* _EXTRACTED ENTRIES_:
##############################

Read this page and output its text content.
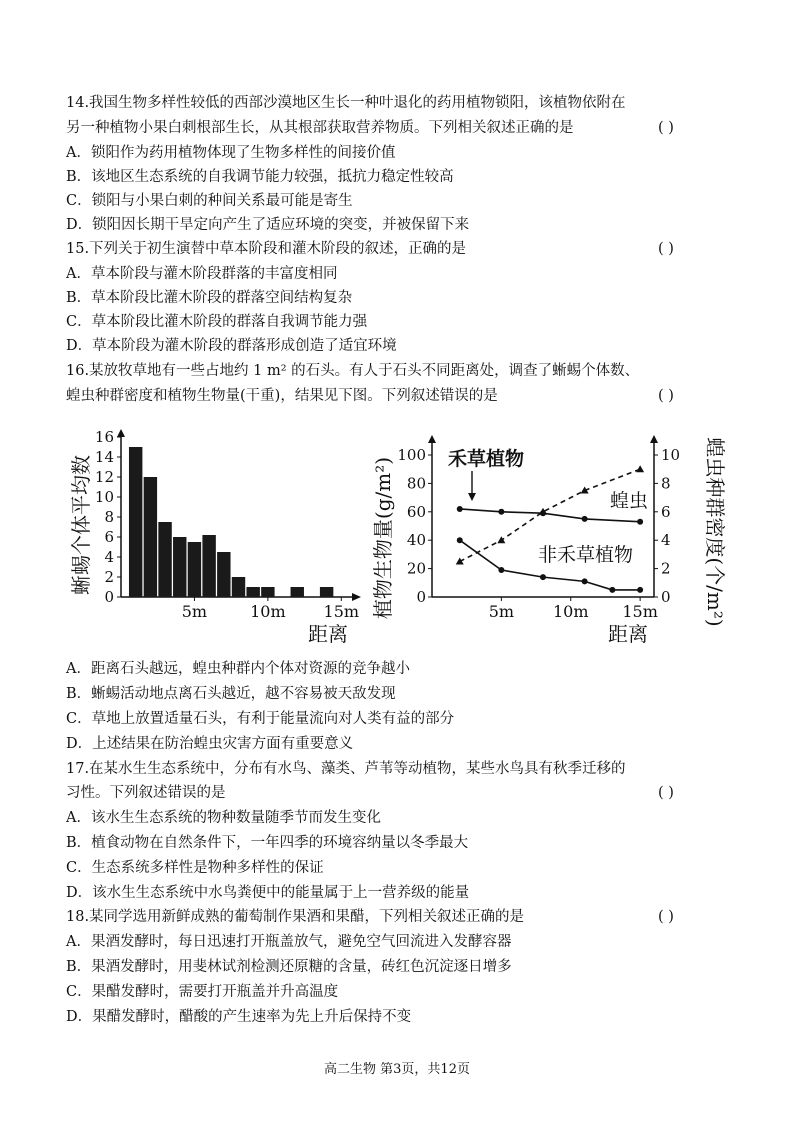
14.我国生物多样性较低的西部沙漠地区生长一种叶退化的药用植物锁阳，该植物依附在
另一种植物小果白刺根部生长，从其根部获取营养物质。下列相关叙述正确的是	( )
A．锁阳作为药用植物体现了生物多样性的间接价值
B．该地区生态系统的自我调节能力较强，抵抗力稳定性较高
C．锁阳与小果白刺的种间关系最可能是寄生
D．锁阳因长期干旱定向产生了适应环境的突变，并被保留下来
15.下列关于初生演替中草本阶段和灌木阶段的叙述，正确的是	( )
A．草本阶段与灌木阶段群落的丰富度相同
B．草本阶段比灌木阶段的群落空间结构复杂
C．草本阶段比灌木阶段的群落自我调节能力强
D．草本阶段为灌木阶段的群落形成创造了适宜环境
16.某放牧草地有一些占地约 1 m² 的石头。有人于石头不同距离处，调查了蜥蜴个体数、
蝗虫种群密度和植物生物量(干重)，结果见下图。下列叙述错误的是	( )
0
2
4
6
8
10
12
14
16
5m	10m 15m
蜥蜴个体平均数
距离
0
20
40
60
80
100
0
2
4
6
8
10
5m 10m 15m
禾草植物
蝗虫
非禾草植物
植物生物量(g/m²)	蝗虫种群密度(个/m²)
距离
A．距离石头越远，蝗虫种群内个体对资源的竞争越小
B．蜥蜴活动地点离石头越近，越不容易被天敌发现
C．草地上放置适量石头，有利于能量流向对人类有益的部分
D．上述结果在防治蝗虫灾害方面有重要意义
17.在某水生生态系统中，分布有水鸟、藻类、芦苇等动植物，某些水鸟具有秋季迁移的
习性。下列叙述错误的是	( )
A．该水生生态系统的物种数量随季节而发生变化
B．植食动物在自然条件下，一年四季的环境容纳量以冬季最大
C．生态系统多样性是物种多样性的保证
D．该水生生态系统中水鸟粪便中的能量属于上一营养级的能量
18.某同学选用新鲜成熟的葡萄制作果酒和果醋，下列相关叙述正确的是	( )
A．果酒发酵时，每日迅速打开瓶盖放气，避免空气回流进入发酵容器
B．果酒发酵时，用斐林试剂检测还原糖的含量，砖红色沉淀逐日增多
C．果醋发酵时，需要打开瓶盖并升高温度
D．果醋发酵时，醋酸的产生速率为先上升后保持不变
高二生物 第3页，共12页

##############################

* _EXERCISE TASK_: Filter the records down to the lines that contain the string "下列相关叙述正确的是", and copy those lines.

* _RESULT FOR THIS EXERCISE_:
另一种植物小果白刺根部生长，从其根部获取营养物质。下列相关叙述正确的是	( )
18.某同学选用新鲜成熟的葡萄制作果酒和果醋，下列相关叙述正确的是	( )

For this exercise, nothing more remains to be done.